>> begin Records
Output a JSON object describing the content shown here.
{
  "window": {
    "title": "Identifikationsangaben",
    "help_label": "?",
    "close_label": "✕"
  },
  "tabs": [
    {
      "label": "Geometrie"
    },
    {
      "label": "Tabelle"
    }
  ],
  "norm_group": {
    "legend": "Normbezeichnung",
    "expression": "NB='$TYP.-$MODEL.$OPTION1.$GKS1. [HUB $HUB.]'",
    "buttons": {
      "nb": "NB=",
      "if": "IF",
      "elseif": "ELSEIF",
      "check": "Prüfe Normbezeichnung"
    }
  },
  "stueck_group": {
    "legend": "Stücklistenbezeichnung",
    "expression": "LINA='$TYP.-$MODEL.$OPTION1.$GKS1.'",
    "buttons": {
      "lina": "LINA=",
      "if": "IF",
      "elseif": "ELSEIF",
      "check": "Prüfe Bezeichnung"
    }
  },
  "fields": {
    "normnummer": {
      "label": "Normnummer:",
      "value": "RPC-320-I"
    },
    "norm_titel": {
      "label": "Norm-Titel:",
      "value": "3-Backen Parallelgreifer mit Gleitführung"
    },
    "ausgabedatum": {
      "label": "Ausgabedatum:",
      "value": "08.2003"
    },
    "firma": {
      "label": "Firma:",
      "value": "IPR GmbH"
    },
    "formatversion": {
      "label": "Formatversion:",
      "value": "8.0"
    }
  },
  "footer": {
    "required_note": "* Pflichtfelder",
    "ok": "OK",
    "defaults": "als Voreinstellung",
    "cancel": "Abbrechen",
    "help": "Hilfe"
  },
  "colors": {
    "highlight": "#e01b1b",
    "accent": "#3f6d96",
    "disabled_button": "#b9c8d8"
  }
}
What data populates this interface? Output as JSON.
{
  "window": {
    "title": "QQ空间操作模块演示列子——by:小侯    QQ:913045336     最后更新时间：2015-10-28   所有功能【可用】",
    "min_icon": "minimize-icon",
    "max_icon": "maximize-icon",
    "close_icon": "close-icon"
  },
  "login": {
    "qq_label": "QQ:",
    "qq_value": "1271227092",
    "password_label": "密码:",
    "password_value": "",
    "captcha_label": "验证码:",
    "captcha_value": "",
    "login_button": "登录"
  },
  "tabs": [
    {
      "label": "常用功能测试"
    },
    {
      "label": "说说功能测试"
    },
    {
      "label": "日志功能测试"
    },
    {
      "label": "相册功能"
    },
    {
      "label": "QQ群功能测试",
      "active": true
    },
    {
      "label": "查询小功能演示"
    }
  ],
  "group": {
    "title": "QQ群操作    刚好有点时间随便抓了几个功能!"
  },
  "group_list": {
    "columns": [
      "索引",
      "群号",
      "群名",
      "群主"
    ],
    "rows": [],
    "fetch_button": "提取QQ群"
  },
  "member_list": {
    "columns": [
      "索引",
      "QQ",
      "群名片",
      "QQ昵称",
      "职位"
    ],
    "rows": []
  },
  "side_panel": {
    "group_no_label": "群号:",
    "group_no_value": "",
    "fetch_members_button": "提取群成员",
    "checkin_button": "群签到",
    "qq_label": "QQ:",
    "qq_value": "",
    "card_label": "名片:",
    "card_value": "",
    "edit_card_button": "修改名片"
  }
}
>> end Records
Copy out the full set of records precisely, leaving nothing out.

# [Worked answer]
Output a JSON object describing the content shown here.
{
  "window": {
    "title": "Identifikationsangaben",
    "help_label": "?",
    "close_label": "✕"
  },
  "tabs": [
    {
      "label": "Geometrie"
    },
    {
      "label": "Tabelle"
    }
  ],
  "norm_group": {
    "legend": "Normbezeichnung",
    "expression": "NB='$TYP.-$MODEL.$OPTION1.$GKS1. [HUB $HUB.]'",
    "buttons": {
      "nb": "NB=",
      "if": "IF",
      "elseif": "ELSEIF",
      "check": "Prüfe Normbezeichnung"
    }
  },
  "stueck_group": {
    "legend": "Stücklistenbezeichnung",
    "expression": "LINA='$TYP.-$MODEL.$OPTION1.$GKS1.'",
    "buttons": {
      "lina": "LINA=",
      "if": "IF",
      "elseif": "ELSEIF",
      "check": "Prüfe Bezeichnung"
    }
  },
  "fields": {
    "normnummer": {
      "label": "Normnummer:",
      "value": "RPC-320-I"
    },
    "norm_titel": {
      "label": "Norm-Titel:",
      "value": "3-Backen Parallelgreifer mit Gleitführung"
    },
    "ausgabedatum": {
      "label": "Ausgabedatum:",
      "value": "08.2003"
    },
    "firma": {
      "label": "Firma:",
      "value": "IPR GmbH"
    },
    "formatversion": {
      "label": "Formatversion:",
      "value": "8.0"
    }
  },
  "footer": {
    "required_note": "* Pflichtfelder",
    "ok": "OK",
    "defaults": "als Voreinstellung",
    "cancel": "Abbrechen",
    "help": "Hilfe"
  },
  "colors": {
    "highlight": "#e01b1b",
    "accent": "#3f6d96",
    "disabled_button": "#b9c8d8"
  }
}
What data populates this interface? Output as JSON.
{
  "window": {
    "title": "QQ空间操作模块演示列子——by:小侯    QQ:913045336     最后更新时间：2015-10-28   所有功能【可用】",
    "min_icon": "minimize-icon",
    "max_icon": "maximize-icon",
    "close_icon": "close-icon"
  },
  "login": {
    "qq_label": "QQ:",
    "qq_value": "1271227092",
    "password_label": "密码:",
    "password_value": "",
    "captcha_label": "验证码:",
    "captcha_value": "",
    "login_button": "登录"
  },
  "tabs": [
    {
      "label": "常用功能测试"
    },
    {
      "label": "说说功能测试"
    },
    {
      "label": "日志功能测试"
    },
    {
      "label": "相册功能"
    },
    {
      "label": "QQ群功能测试",
      "active": true
    },
    {
      "label": "查询小功能演示"
    }
  ],
  "group": {
    "title": "QQ群操作    刚好有点时间随便抓了几个功能!"
  },
  "group_list": {
    "columns": [
      "索引",
      "群号",
      "群名",
      "群主"
    ],
    "rows": [],
    "fetch_button": "提取QQ群"
  },
  "member_list": {
    "columns": [
      "索引",
      "QQ",
      "群名片",
      "QQ昵称",
      "职位"
    ],
    "rows": []
  },
  "side_panel": {
    "group_no_label": "群号:",
    "group_no_value": "",
    "fetch_members_button": "提取群成员",
    "checkin_button": "群签到",
    "qq_label": "QQ:",
    "qq_value": "",
    "card_label": "名片:",
    "card_value": "",
    "edit_card_button": "修改名片"
  }
}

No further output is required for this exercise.